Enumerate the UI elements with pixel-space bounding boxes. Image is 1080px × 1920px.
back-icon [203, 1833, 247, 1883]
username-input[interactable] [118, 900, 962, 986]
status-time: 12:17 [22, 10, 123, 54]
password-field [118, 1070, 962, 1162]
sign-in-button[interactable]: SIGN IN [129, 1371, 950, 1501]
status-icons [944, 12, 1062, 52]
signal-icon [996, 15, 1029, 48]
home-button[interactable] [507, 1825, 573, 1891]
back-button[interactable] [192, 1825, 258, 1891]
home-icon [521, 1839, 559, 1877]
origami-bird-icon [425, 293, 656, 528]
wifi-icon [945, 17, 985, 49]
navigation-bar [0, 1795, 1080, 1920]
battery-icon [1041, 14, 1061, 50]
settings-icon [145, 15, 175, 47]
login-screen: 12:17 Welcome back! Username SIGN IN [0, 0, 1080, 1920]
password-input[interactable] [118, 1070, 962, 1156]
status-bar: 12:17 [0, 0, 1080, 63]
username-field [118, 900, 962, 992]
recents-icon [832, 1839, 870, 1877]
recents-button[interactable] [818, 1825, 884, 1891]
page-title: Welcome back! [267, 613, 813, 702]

* * *

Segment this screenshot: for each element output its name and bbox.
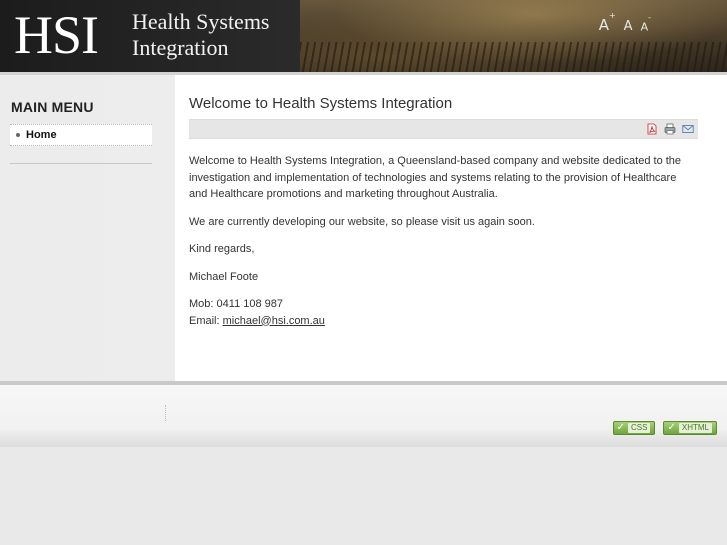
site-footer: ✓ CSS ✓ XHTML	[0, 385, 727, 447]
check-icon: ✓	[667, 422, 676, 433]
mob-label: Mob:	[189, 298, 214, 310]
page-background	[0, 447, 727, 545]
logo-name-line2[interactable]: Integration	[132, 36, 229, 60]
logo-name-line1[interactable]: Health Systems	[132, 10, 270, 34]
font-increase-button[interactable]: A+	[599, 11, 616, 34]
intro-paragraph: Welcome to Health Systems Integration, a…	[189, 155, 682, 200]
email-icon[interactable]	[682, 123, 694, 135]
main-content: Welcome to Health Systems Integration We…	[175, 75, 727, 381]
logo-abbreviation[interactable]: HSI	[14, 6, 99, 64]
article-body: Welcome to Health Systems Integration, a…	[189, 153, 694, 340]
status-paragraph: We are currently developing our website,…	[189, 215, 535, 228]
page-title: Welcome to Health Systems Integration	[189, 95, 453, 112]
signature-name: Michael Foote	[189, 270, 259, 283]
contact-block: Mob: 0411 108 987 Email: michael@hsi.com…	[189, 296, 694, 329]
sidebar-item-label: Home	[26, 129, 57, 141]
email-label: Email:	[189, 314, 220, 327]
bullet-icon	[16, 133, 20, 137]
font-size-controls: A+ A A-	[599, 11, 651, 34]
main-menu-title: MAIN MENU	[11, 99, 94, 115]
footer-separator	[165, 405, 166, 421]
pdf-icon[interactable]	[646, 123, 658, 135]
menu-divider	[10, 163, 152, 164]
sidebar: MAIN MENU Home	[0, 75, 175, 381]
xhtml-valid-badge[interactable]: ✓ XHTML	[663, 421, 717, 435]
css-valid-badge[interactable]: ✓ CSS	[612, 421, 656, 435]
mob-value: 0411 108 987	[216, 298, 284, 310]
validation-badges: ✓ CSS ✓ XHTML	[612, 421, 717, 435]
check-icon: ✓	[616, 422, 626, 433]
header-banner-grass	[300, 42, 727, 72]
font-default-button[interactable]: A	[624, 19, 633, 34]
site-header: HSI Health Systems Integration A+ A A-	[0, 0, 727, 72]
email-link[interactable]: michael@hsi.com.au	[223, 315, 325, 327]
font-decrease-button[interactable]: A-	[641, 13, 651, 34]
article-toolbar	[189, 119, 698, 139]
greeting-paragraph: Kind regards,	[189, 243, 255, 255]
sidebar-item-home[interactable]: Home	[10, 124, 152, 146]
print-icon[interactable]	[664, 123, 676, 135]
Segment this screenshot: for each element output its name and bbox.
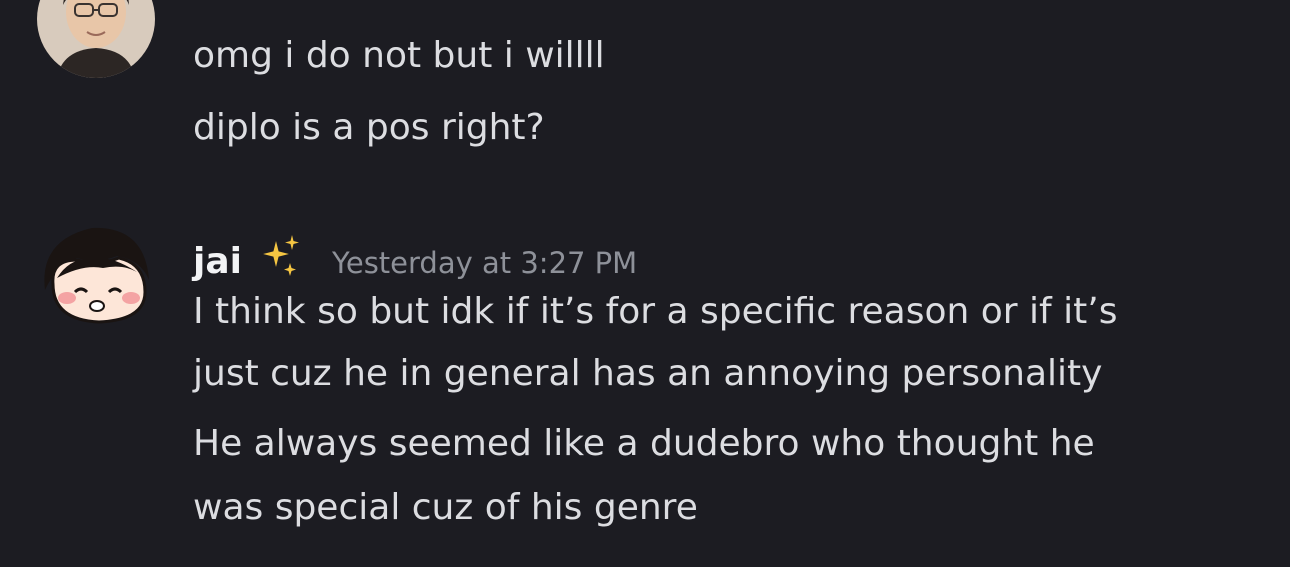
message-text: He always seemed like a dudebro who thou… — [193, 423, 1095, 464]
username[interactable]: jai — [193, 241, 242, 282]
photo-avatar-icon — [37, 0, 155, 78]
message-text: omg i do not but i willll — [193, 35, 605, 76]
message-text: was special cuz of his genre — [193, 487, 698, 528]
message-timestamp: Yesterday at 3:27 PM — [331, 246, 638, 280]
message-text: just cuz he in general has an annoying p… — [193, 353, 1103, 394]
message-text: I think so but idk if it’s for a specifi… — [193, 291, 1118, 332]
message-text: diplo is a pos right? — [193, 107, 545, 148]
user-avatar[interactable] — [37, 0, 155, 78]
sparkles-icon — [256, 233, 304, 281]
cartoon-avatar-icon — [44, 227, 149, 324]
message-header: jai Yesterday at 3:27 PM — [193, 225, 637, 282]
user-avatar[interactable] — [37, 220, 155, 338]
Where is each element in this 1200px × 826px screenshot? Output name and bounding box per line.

- STATED PROBLEM -
Retype the entries from the line with "Enumerate the UI" to the line with "back-button[interactable] [192, 1825, 258, 1891]", exactly as they appear.

- TASK ANSWER -
Enumerate the UI elements with pixel-space bounding boxes. Image is 1080px × 1920px.
back-icon [203, 1833, 247, 1883]
username-input[interactable] [118, 900, 962, 986]
status-time: 12:17 [22, 10, 123, 54]
password-field [118, 1070, 962, 1162]
sign-in-button[interactable]: SIGN IN [129, 1371, 950, 1501]
status-icons [944, 12, 1062, 52]
signal-icon [996, 15, 1029, 48]
home-button[interactable] [507, 1825, 573, 1891]
back-button[interactable] [192, 1825, 258, 1891]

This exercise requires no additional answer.